What you will do
Find the string "with" in the listing and report every line that has it.

*** Provided material ***

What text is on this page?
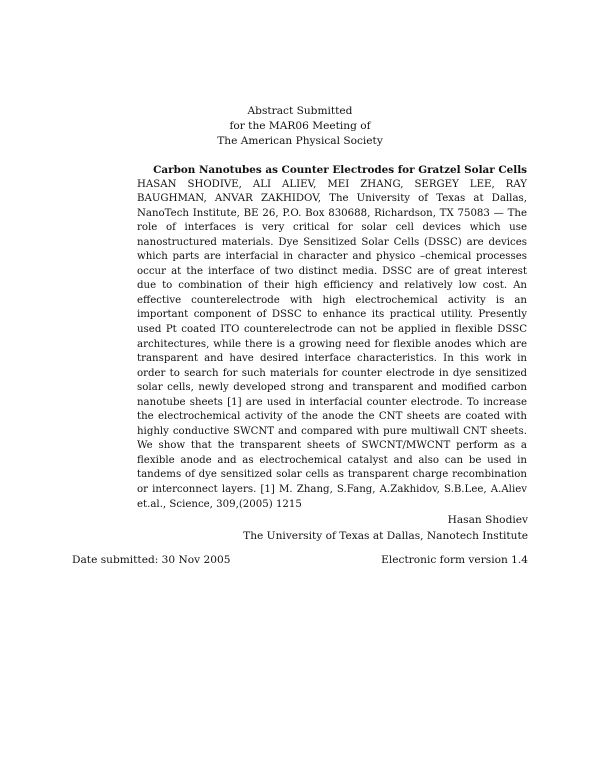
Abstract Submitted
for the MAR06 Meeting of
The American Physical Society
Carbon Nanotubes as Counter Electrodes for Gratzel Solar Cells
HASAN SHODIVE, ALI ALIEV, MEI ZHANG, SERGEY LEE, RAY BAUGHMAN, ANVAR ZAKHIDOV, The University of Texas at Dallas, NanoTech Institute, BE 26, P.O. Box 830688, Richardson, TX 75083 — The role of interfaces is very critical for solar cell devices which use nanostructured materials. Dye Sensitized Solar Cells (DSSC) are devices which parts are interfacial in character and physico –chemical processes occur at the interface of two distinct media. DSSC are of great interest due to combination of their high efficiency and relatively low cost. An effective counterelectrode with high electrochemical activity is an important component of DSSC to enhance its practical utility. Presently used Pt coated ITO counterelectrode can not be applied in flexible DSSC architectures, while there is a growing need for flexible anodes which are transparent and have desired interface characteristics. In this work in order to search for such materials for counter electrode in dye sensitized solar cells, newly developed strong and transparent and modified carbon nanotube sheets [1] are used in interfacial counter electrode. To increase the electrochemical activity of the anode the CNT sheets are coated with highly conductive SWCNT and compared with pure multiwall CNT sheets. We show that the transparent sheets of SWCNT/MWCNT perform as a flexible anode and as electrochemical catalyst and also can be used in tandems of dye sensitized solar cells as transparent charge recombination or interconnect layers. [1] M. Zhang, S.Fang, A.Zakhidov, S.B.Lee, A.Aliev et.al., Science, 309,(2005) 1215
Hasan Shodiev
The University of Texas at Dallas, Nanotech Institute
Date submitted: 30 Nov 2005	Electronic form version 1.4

*** End of Provided material ***
*** Provided material ***

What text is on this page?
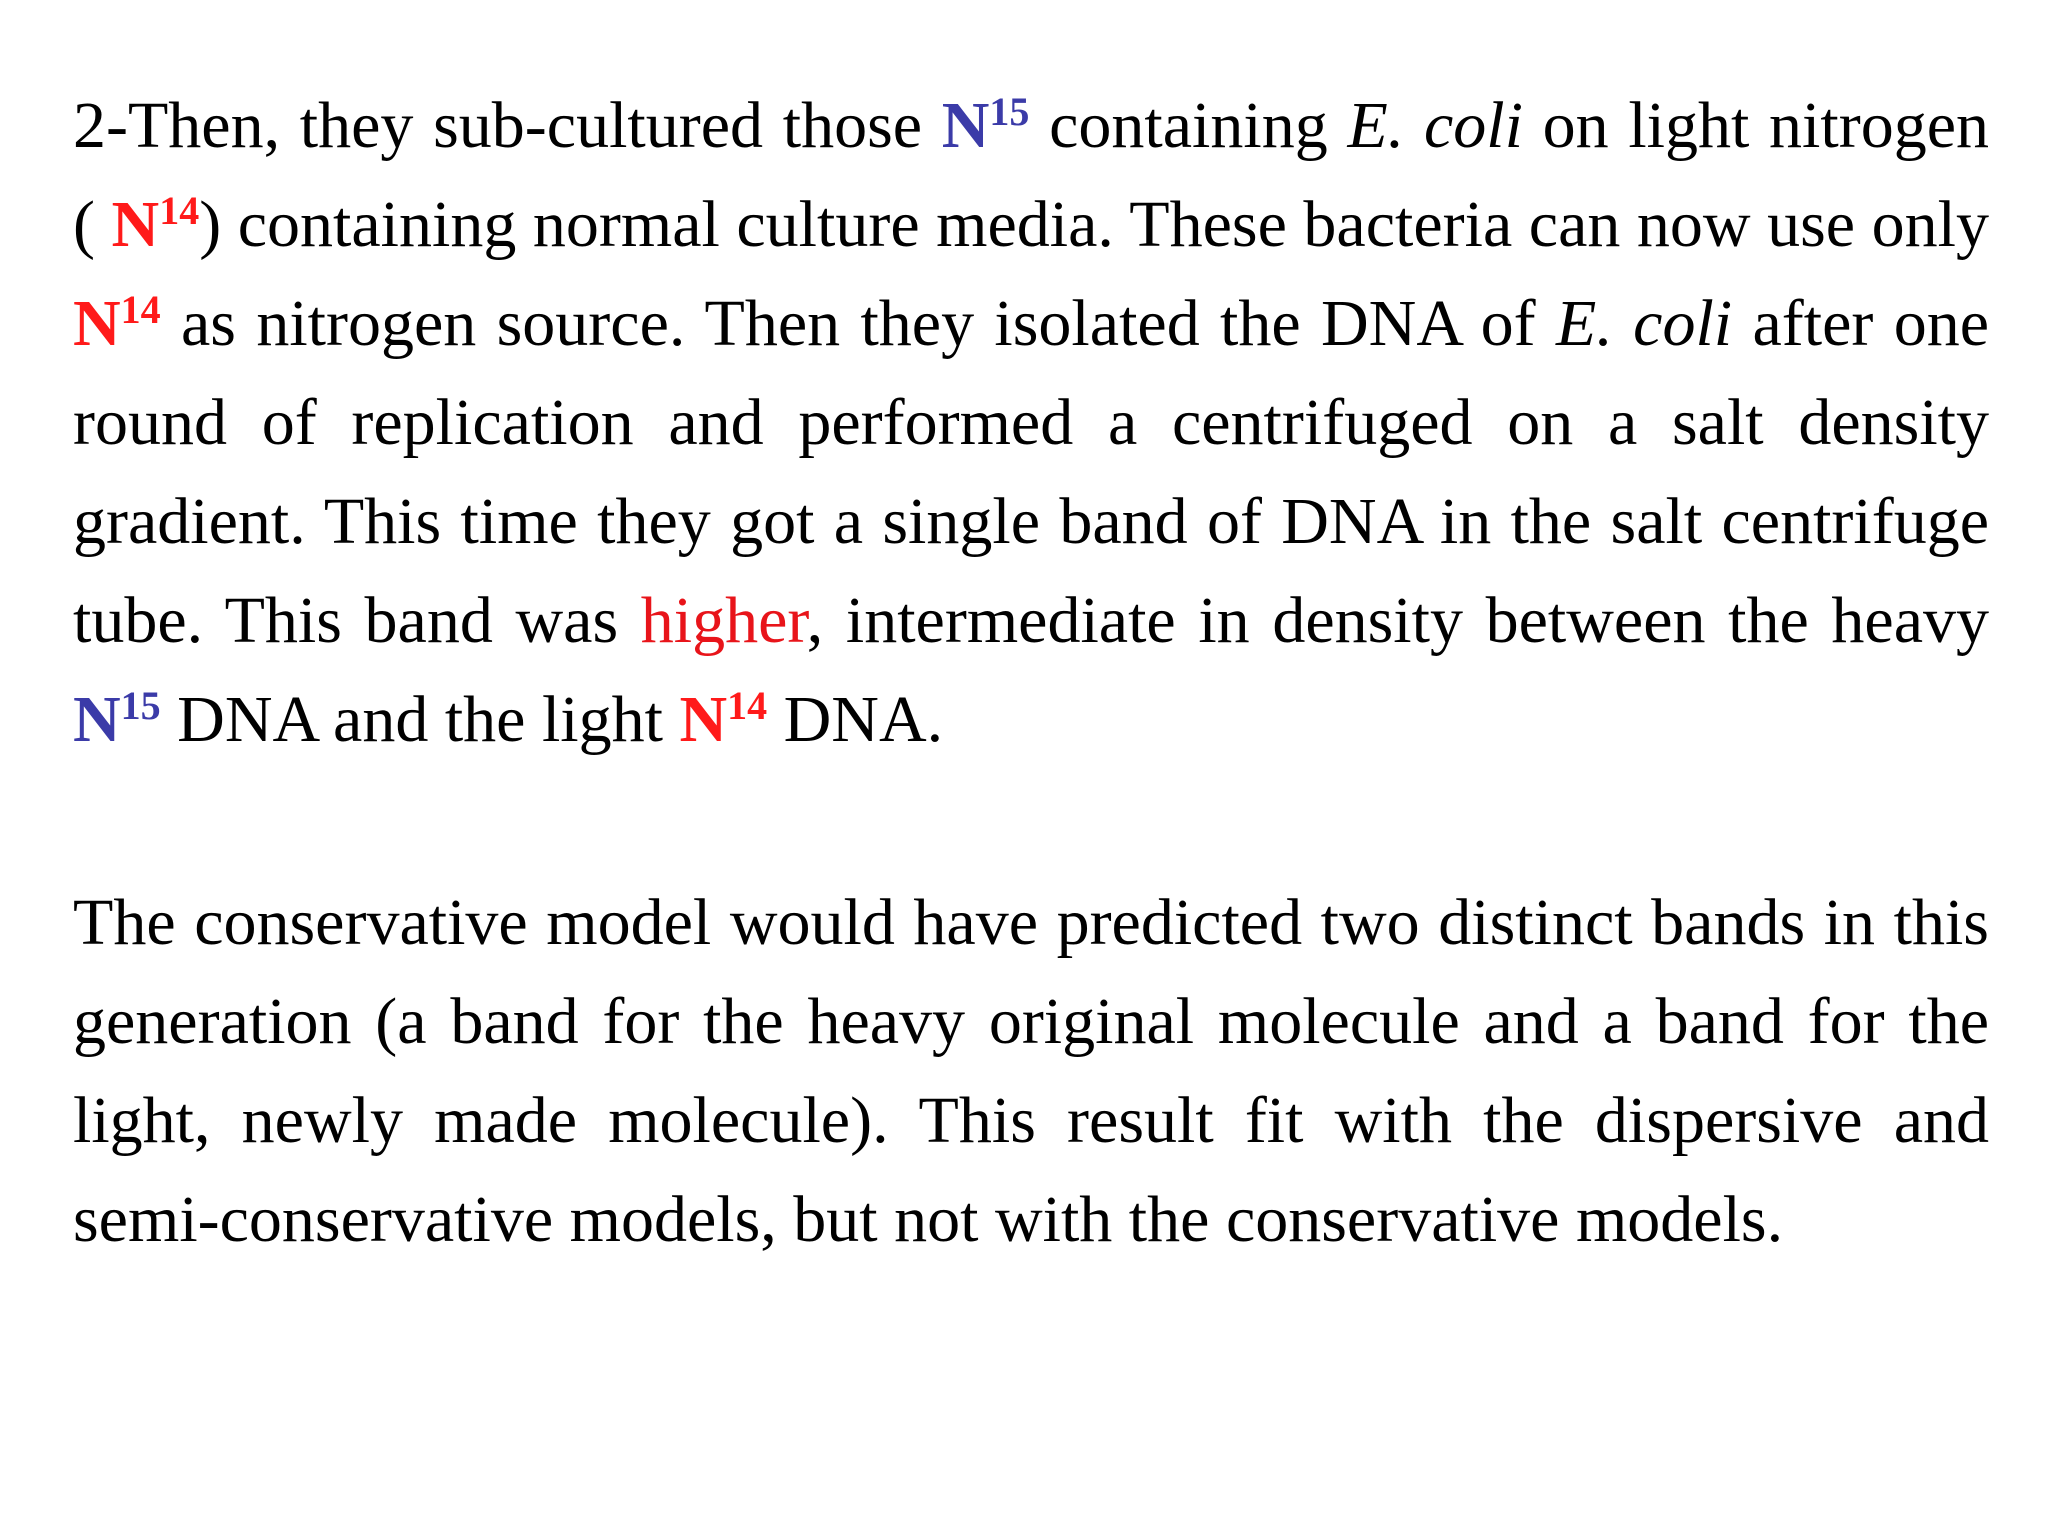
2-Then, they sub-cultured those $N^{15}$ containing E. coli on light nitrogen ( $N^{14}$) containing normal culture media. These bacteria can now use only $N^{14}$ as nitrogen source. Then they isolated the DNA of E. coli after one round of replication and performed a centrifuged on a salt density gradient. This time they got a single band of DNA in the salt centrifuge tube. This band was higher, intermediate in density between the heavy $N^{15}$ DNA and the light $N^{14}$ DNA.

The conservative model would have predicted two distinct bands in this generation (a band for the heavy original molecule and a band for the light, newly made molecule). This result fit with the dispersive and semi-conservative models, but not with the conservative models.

*** End of Provided material ***

Exercise result
HASAN SHODIVE, ALI ALIEV, MEI ZHANG, SERGEY LEE, RAY BAUGHMAN, ANVAR ZAKHIDOV, The University of Texas at Dallas, NanoTech Institute, BE 26, P.O. Box 830688, Richardson, TX 75083 — The role of interfaces is very critical for solar cell devices which use nanostructured materials. Dye Sensitized Solar Cells (DSSC) are devices which parts are interfacial in character and physico –chemical processes occur at the interface of two distinct media. DSSC are of great interest due to combination of their high efficiency and relatively low cost. An effective counterelectrode with high electrochemical activity is an important component of DSSC to enhance its practical utility. Presently used Pt coated ITO counterelectrode can not be applied in flexible DSSC architectures, while there is a growing need for flexible anodes which are transparent and have desired interface characteristics. In this work in order to search for such materials for counter electrode in dye sensitized solar cells, newly developed strong and transparent and modified carbon nanotube sheets [1] are used in interfacial counter electrode. To increase the electrochemical activity of the anode the CNT sheets are coated with highly conductive SWCNT and compared with pure multiwall CNT sheets. We show that the transparent sheets of SWCNT/MWCNT perform as a flexible anode and as electrochemical catalyst and also can be used in tandems of dye sensitized solar cells as transparent charge recombination or interconnect layers. [1] M. Zhang, S.Fang, A.Zakhidov, S.B.Lee, A.Aliev et.al., Science, 309,(2005) 1215
The conservative model would have predicted two distinct bands in this generation (a band for the heavy original molecule and a band for the light, newly made molecule). This result fit with the dispersive and semi-conservative models, but not with the conservative models.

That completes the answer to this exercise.